▸ **Task description**: Select the lines that hold the word "History" and copy each one.

▸ **Given information**:
━━━━━━━━━━

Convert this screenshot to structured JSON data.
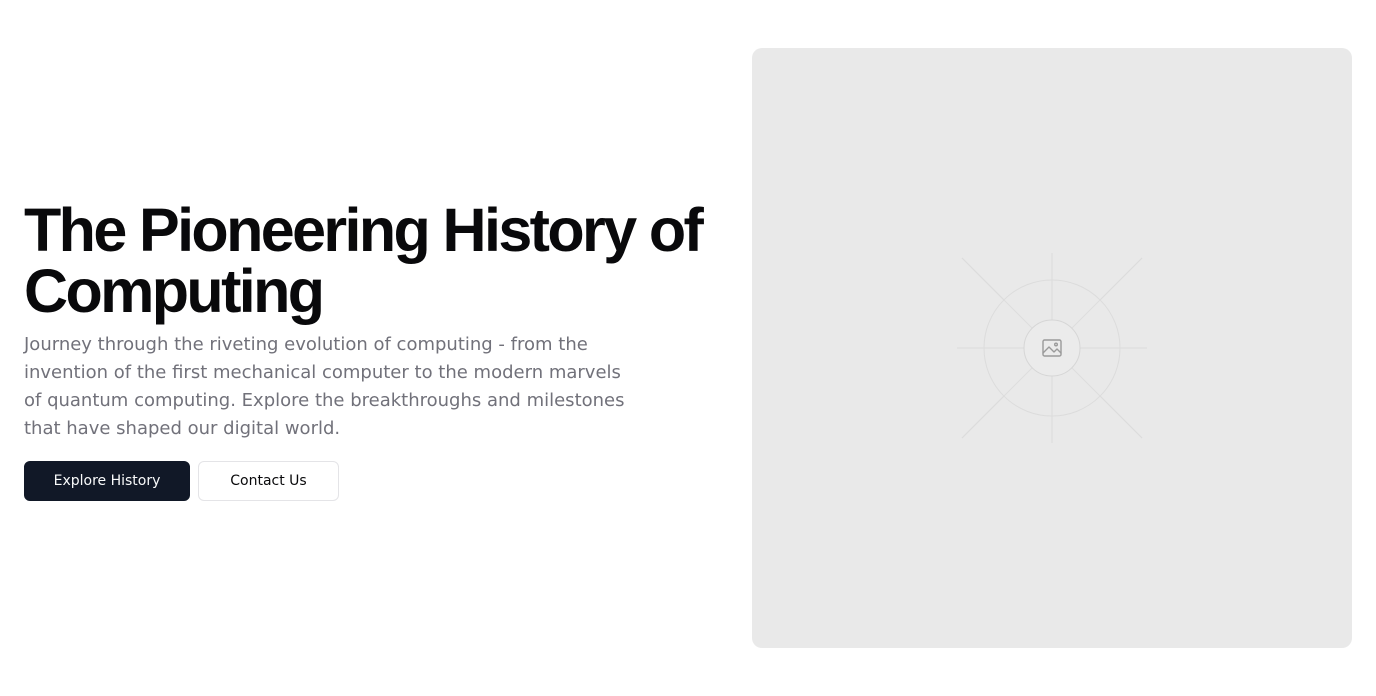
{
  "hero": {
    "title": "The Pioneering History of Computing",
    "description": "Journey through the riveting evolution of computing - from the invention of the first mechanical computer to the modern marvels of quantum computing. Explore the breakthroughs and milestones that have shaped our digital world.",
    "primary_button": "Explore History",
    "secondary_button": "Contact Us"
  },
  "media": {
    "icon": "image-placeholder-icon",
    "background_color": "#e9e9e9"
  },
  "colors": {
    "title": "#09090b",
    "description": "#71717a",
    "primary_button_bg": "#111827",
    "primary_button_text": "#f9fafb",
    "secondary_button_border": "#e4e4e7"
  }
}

━━━━━━━━━━

▸ **Complete output**:
    "title": "The Pioneering History of Computing",
    "primary_button": "Explore History",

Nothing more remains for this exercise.